■ **Exercise prompt**
For each line below that contains the string "websites", copy that line.

[Begin]

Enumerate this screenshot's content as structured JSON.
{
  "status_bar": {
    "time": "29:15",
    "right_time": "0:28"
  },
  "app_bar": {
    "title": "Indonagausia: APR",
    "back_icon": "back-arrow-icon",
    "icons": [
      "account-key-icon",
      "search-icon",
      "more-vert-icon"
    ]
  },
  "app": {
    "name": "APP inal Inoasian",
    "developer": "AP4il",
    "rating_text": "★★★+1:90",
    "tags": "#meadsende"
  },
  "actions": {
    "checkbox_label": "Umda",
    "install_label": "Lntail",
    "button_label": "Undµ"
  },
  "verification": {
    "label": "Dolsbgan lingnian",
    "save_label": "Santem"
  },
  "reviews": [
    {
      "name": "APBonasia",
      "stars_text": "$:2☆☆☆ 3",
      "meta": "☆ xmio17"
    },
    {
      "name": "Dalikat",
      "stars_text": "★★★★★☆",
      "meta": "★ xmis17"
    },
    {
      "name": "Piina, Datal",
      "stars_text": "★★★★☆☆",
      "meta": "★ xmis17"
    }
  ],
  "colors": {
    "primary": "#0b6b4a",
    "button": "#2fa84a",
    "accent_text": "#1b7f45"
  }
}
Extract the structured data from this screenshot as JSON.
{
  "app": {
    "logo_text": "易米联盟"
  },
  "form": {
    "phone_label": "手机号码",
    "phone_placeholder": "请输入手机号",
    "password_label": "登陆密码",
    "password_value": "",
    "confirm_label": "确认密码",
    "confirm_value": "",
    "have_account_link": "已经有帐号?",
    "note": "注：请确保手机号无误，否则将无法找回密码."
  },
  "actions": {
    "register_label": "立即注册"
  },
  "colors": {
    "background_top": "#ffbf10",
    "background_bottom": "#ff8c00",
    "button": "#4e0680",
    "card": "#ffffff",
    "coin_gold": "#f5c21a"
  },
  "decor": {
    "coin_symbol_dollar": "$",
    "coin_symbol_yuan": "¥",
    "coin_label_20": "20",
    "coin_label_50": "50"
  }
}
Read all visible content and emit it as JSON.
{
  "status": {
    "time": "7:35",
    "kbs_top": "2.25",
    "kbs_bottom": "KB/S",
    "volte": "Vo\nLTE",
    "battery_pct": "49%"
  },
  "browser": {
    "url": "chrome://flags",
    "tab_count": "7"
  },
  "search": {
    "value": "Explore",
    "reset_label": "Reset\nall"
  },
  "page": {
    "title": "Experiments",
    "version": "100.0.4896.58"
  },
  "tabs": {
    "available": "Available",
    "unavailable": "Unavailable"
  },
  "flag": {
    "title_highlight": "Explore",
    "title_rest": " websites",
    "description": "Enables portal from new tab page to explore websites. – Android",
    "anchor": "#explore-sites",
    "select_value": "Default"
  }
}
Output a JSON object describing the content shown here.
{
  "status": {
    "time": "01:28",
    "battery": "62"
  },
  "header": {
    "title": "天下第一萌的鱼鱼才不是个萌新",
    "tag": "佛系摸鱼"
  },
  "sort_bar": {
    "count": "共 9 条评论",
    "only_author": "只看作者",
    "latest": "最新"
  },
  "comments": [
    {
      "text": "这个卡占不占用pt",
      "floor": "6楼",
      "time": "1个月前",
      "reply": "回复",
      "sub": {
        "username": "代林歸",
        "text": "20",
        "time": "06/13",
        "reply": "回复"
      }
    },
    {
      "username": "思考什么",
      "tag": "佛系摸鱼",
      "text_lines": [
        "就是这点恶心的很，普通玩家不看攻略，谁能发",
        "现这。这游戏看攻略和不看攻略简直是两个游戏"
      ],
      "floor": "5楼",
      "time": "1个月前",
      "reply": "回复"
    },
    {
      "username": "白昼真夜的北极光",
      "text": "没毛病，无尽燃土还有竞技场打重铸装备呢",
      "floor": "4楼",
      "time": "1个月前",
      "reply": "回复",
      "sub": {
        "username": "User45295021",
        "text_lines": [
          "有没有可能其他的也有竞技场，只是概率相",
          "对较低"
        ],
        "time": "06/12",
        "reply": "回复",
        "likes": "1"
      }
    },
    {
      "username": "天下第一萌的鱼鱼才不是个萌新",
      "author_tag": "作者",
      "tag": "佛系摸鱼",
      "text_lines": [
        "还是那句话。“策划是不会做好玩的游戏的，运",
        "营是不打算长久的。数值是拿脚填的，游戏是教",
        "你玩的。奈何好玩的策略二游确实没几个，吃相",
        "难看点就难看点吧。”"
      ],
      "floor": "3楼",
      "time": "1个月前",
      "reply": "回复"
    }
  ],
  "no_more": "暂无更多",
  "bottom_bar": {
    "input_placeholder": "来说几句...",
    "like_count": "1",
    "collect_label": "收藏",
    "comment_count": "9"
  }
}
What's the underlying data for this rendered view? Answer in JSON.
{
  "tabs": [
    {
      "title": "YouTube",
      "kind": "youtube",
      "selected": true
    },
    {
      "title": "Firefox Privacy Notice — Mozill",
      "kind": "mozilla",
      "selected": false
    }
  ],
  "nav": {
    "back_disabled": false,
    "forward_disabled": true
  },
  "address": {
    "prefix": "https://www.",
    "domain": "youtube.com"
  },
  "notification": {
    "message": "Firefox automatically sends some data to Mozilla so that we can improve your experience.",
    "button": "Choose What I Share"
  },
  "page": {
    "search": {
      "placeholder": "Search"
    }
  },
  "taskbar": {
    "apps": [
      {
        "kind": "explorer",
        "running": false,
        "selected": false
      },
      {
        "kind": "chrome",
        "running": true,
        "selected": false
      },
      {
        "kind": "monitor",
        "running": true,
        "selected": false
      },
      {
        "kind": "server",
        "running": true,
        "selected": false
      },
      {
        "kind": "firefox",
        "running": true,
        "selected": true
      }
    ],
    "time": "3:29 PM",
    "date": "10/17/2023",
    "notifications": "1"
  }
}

[End]

■ **Response**
    "title_rest": " websites",
    "description": "Enables portal from new tab page to explore websites. – Android",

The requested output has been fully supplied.